# EXERCISE PROMPT
Repeat all the records exactly, omitting pictures.

# EXTRACTED DATA
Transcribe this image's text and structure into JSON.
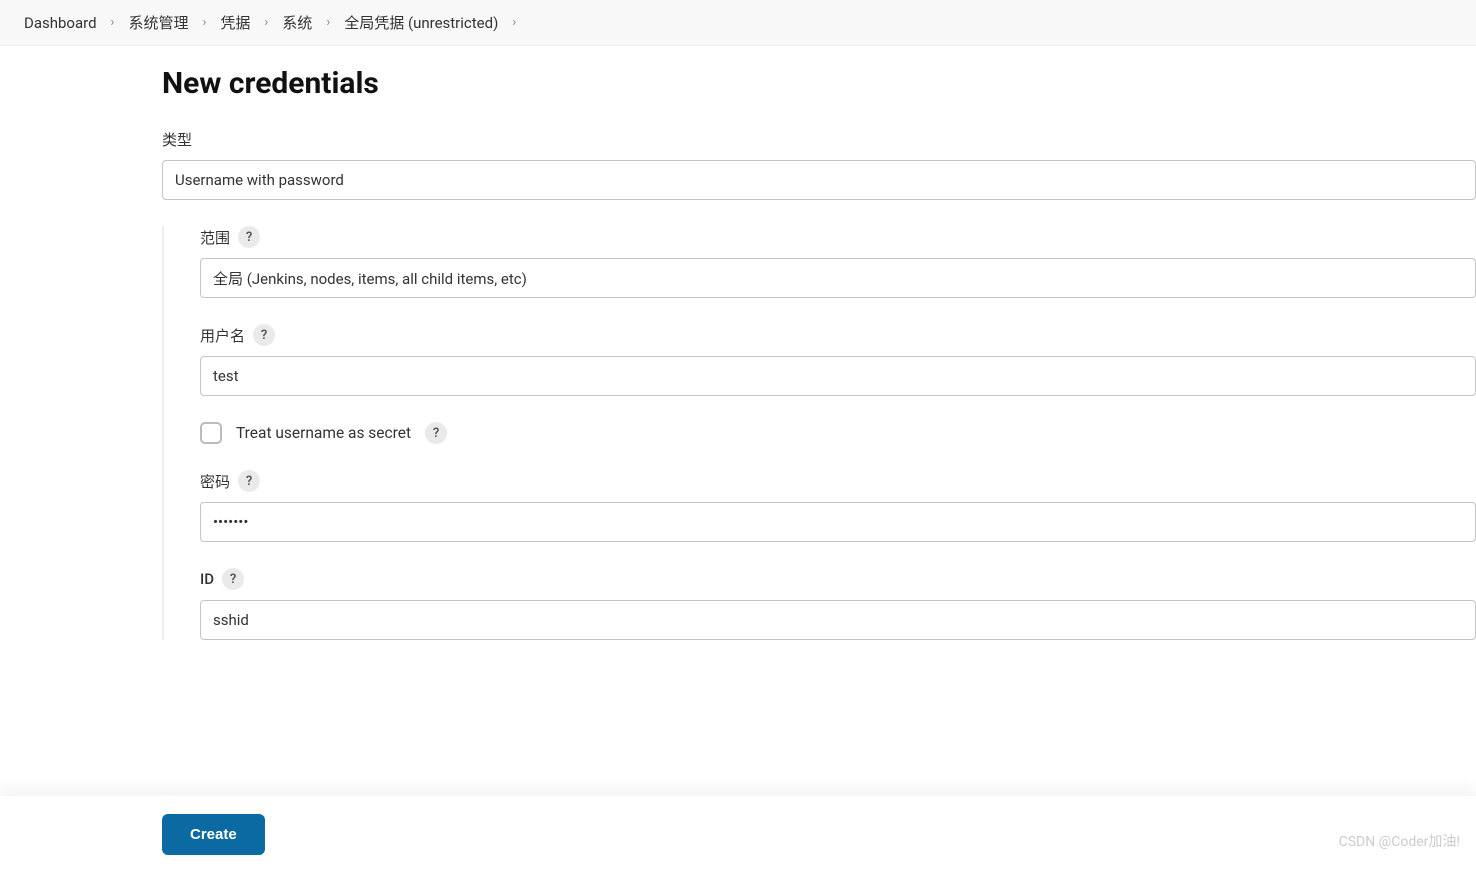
{
  "breadcrumb": {
    "items": [
      {
        "label": "Dashboard"
      },
      {
        "label": "系统管理"
      },
      {
        "label": "凭据"
      },
      {
        "label": "系统"
      },
      {
        "label": "全局凭据 (unrestricted)"
      }
    ]
  },
  "page_title": "New credentials",
  "form": {
    "kind": {
      "label": "类型",
      "value": "Username with password"
    },
    "scope": {
      "label": "范围",
      "value": "全局 (Jenkins, nodes, items, all child items, etc)"
    },
    "username": {
      "label": "用户名",
      "value": "test"
    },
    "treat_secret": {
      "label": "Treat username as secret",
      "checked": false
    },
    "password": {
      "label": "密码",
      "value": "•••••••"
    },
    "id": {
      "label": "ID",
      "value": "sshid"
    }
  },
  "buttons": {
    "create": "Create"
  },
  "watermark": "CSDN @Coder加油!",
  "help_glyph": "?"
}
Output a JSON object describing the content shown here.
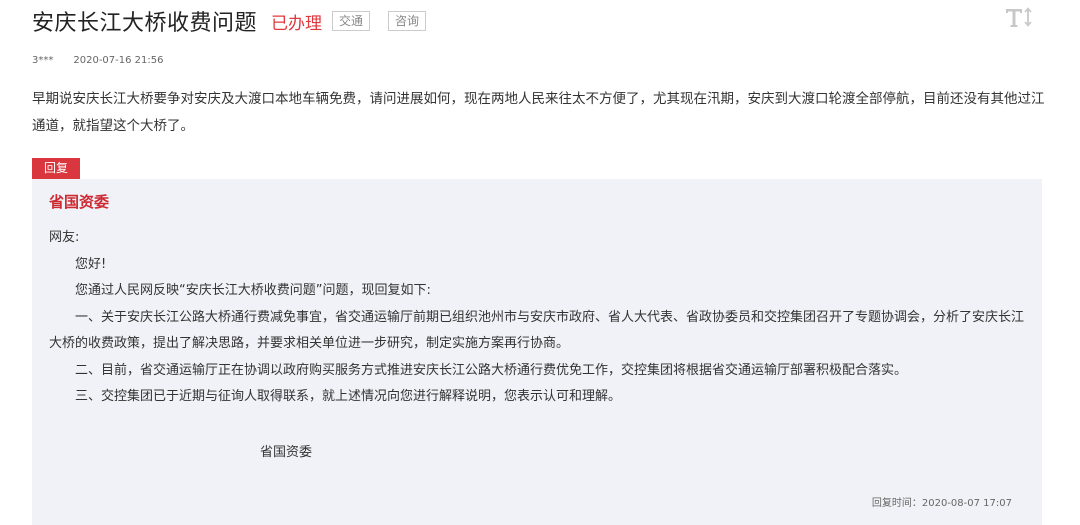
{
  "header": {
    "title": "安庆长江大桥收费问题",
    "status": "已办理",
    "tags": [
      "交通",
      "咨询"
    ],
    "font_toggle_icon": "font-size-icon"
  },
  "meta": {
    "user": "3***",
    "datetime": "2020-07-16 21:56"
  },
  "question": {
    "text": "早期说安庆长江大桥要争对安庆及大渡口本地车辆免费，请问进展如何，现在两地人民来往太不方便了，尤其现在汛期，安庆到大渡口轮渡全部停航，目前还没有其他过江通道，就指望这个大桥了。"
  },
  "reply": {
    "tab_label": "回复",
    "responder": "省国资委",
    "greeting": "网友:",
    "paragraphs": [
      "您好!",
      "您通过人民网反映“安庆长江大桥收费问题”问题，现回复如下:",
      "一、关于安庆长江公路大桥通行费减免事宜，省交通运输厅前期已组织池州市与安庆市政府、省人大代表、省政协委员和交控集团召开了专题协调会，分析了安庆长江大桥的收费政策，提出了解决思路，并要求相关单位进一步研究，制定实施方案再行协商。",
      "二、目前，省交通运输厅正在协调以政府购买服务方式推进安庆长江公路大桥通行费优免工作，交控集团将根据省交通运输厅部署积极配合落实。",
      "三、交控集团已于近期与征询人取得联系，就上述情况向您进行解释说明，您表示认可和理解。"
    ],
    "signature": "省国资委",
    "reply_time": "回复时间：2020-08-07 17:07"
  },
  "colors": {
    "status_red": "#e0373d",
    "tab_red": "#d9363e",
    "responder_red": "#cc2b33",
    "reply_background": "#f1f2f7"
  }
}
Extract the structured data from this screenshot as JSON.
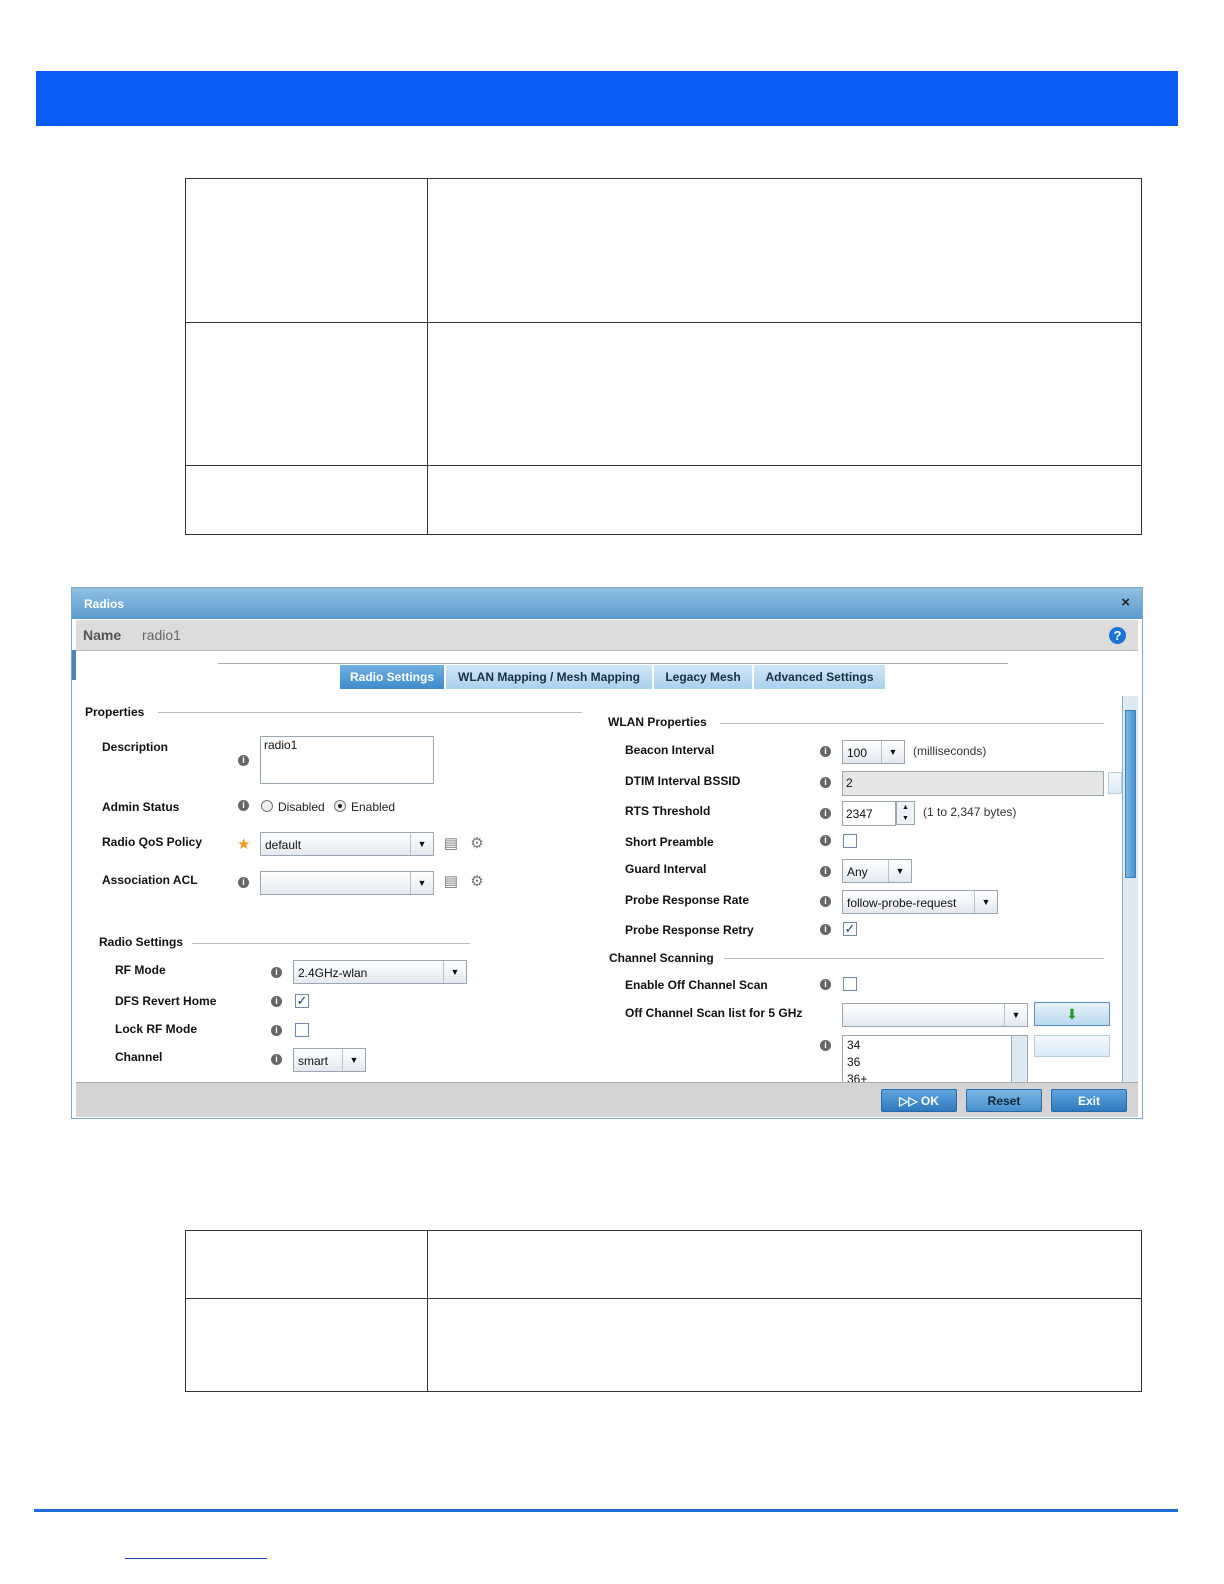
{
  "dialog": {
    "title": "Radios",
    "close_glyph": "×",
    "name_label": "Name",
    "name_value": "radio1",
    "help_glyph": "?",
    "tabs": [
      {
        "label": "Radio Settings",
        "active": true
      },
      {
        "label": "WLAN Mapping / Mesh Mapping",
        "active": false
      },
      {
        "label": "Legacy Mesh",
        "active": false
      },
      {
        "label": "Advanced Settings",
        "active": false
      }
    ],
    "properties": {
      "title": "Properties",
      "description_label": "Description",
      "description_value": "radio1",
      "admin_status_label": "Admin Status",
      "admin_disabled": "Disabled",
      "admin_enabled": "Enabled",
      "admin_selected": "Enabled",
      "qos_label": "Radio QoS Policy",
      "qos_value": "default",
      "acl_label": "Association ACL",
      "acl_value": ""
    },
    "radio_settings": {
      "title": "Radio Settings",
      "rf_mode_label": "RF Mode",
      "rf_mode_value": "2.4GHz-wlan",
      "dfs_label": "DFS Revert Home",
      "dfs_checked": true,
      "lock_label": "Lock RF Mode",
      "lock_checked": false,
      "channel_label": "Channel",
      "channel_value": "smart"
    },
    "wlan_properties": {
      "title": "WLAN Properties",
      "beacon_label": "Beacon Interval",
      "beacon_value": "100",
      "beacon_unit": "(milliseconds)",
      "dtim_label": "DTIM Interval BSSID",
      "dtim_value": "2",
      "rts_label": "RTS Threshold",
      "rts_value": "2347",
      "rts_range": "(1 to 2,347 bytes)",
      "short_preamble_label": "Short Preamble",
      "short_preamble_checked": false,
      "guard_label": "Guard Interval",
      "guard_value": "Any",
      "probe_rate_label": "Probe Response Rate",
      "probe_rate_value": "follow-probe-request",
      "probe_retry_label": "Probe Response Retry",
      "probe_retry_checked": true
    },
    "channel_scanning": {
      "title": "Channel Scanning",
      "enable_label": "Enable Off Channel Scan",
      "enable_checked": false,
      "list_label": "Off Channel Scan list for 5 GHz",
      "list_items": [
        "34",
        "36",
        "36+"
      ]
    },
    "buttons": {
      "ok": "OK",
      "reset": "Reset",
      "exit": "Exit"
    },
    "icons": {
      "info": "i",
      "star": "★",
      "check": "✓",
      "arrow_down": "▼",
      "arrow_up": "▲",
      "add": "add-policy-icon",
      "settings": "gear-icon"
    }
  },
  "colors": {
    "header_bar": "#0a5cf5",
    "footer_line": "#1f6bd6",
    "tab_active": "#3d8ccb"
  }
}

# COMPLETE OUTPUT
Transcribe this image's text and structure into JSON.
{
  "breadcrumb": {
    "items": [
      {
        "label": "Dashboard"
      },
      {
        "label": "系统管理"
      },
      {
        "label": "凭据"
      },
      {
        "label": "系统"
      },
      {
        "label": "全局凭据 (unrestricted)"
      }
    ]
  },
  "page_title": "New credentials",
  "form": {
    "kind": {
      "label": "类型",
      "value": "Username with password"
    },
    "scope": {
      "label": "范围",
      "value": "全局 (Jenkins, nodes, items, all child items, etc)"
    },
    "username": {
      "label": "用户名",
      "value": "test"
    },
    "treat_secret": {
      "label": "Treat username as secret",
      "checked": false
    },
    "password": {
      "label": "密码",
      "value": "•••••••"
    },
    "id": {
      "label": "ID",
      "value": "sshid"
    }
  },
  "buttons": {
    "create": "Create"
  },
  "watermark": "CSDN @Coder加油!",
  "help_glyph": "?"
}
Output a JSON object describing the content shown here.
{
  "header": {
    "title": "安庆长江大桥收费问题",
    "status": "已办理",
    "tags": [
      "交通",
      "咨询"
    ],
    "font_toggle_icon": "font-size-icon"
  },
  "meta": {
    "user": "3***",
    "datetime": "2020-07-16 21:56"
  },
  "question": {
    "text": "早期说安庆长江大桥要争对安庆及大渡口本地车辆免费，请问进展如何，现在两地人民来往太不方便了，尤其现在汛期，安庆到大渡口轮渡全部停航，目前还没有其他过江通道，就指望这个大桥了。"
  },
  "reply": {
    "tab_label": "回复",
    "responder": "省国资委",
    "greeting": "网友:",
    "paragraphs": [
      "您好!",
      "您通过人民网反映“安庆长江大桥收费问题”问题，现回复如下:",
      "一、关于安庆长江公路大桥通行费减免事宜，省交通运输厅前期已组织池州市与安庆市政府、省人大代表、省政协委员和交控集团召开了专题协调会，分析了安庆长江大桥的收费政策，提出了解决思路，并要求相关单位进一步研究，制定实施方案再行协商。",
      "二、目前，省交通运输厅正在协调以政府购买服务方式推进安庆长江公路大桥通行费优免工作，交控集团将根据省交通运输厅部署积极配合落实。",
      "三、交控集团已于近期与征询人取得联系，就上述情况向您进行解释说明，您表示认可和理解。"
    ],
    "signature": "省国资委",
    "reply_time": "回复时间：2020-08-07 17:07"
  },
  "colors": {
    "status_red": "#e0373d",
    "tab_red": "#d9363e",
    "responder_red": "#cc2b33",
    "reply_background": "#f1f2f7"
  }
}
Extract the structured data from this screenshot as JSON.
{
  "dialog": {
    "title": "Radios",
    "close_glyph": "×",
    "name_label": "Name",
    "name_value": "radio1",
    "help_glyph": "?",
    "tabs": [
      {
        "label": "Radio Settings",
        "active": true
      },
      {
        "label": "WLAN Mapping / Mesh Mapping",
        "active": false
      },
      {
        "label": "Legacy Mesh",
        "active": false
      },
      {
        "label": "Advanced Settings",
        "active": false
      }
    ],
    "properties": {
      "title": "Properties",
      "description_label": "Description",
      "description_value": "radio1",
      "admin_status_label": "Admin Status",
      "admin_disabled": "Disabled",
      "admin_enabled": "Enabled",
      "admin_selected": "Enabled",
      "qos_label": "Radio QoS Policy",
      "qos_value": "default",
      "acl_label": "Association ACL",
      "acl_value": ""
    },
    "radio_settings": {
      "title": "Radio Settings",
      "rf_mode_label": "RF Mode",
      "rf_mode_value": "2.4GHz-wlan",
      "dfs_label": "DFS Revert Home",
      "dfs_checked": true,
      "lock_label": "Lock RF Mode",
      "lock_checked": false,
      "channel_label": "Channel",
      "channel_value": "smart"
    },
    "wlan_properties": {
      "title": "WLAN Properties",
      "beacon_label": "Beacon Interval",
      "beacon_value": "100",
      "beacon_unit": "(milliseconds)",
      "dtim_label": "DTIM Interval BSSID",
      "dtim_value": "2",
      "rts_label": "RTS Threshold",
      "rts_value": "2347",
      "rts_range": "(1 to 2,347 bytes)",
      "short_preamble_label": "Short Preamble",
      "short_preamble_checked": false,
      "guard_label": "Guard Interval",
      "guard_value": "Any",
      "probe_rate_label": "Probe Response Rate",
      "probe_rate_value": "follow-probe-request",
      "probe_retry_label": "Probe Response Retry",
      "probe_retry_checked": true
    },
    "channel_scanning": {
      "title": "Channel Scanning",
      "enable_label": "Enable Off Channel Scan",
      "enable_checked": false,
      "list_label": "Off Channel Scan list for 5 GHz",
      "list_items": [
        "34",
        "36",
        "36+"
      ]
    },
    "buttons": {
      "ok": "OK",
      "reset": "Reset",
      "exit": "Exit"
    },
    "icons": {
      "info": "i",
      "star": "★",
      "check": "✓",
      "arrow_down": "▼",
      "arrow_up": "▲",
      "add": "add-policy-icon",
      "settings": "gear-icon"
    }
  },
  "colors": {
    "header_bar": "#0a5cf5",
    "footer_line": "#1f6bd6",
    "tab_active": "#3d8ccb"
  }
}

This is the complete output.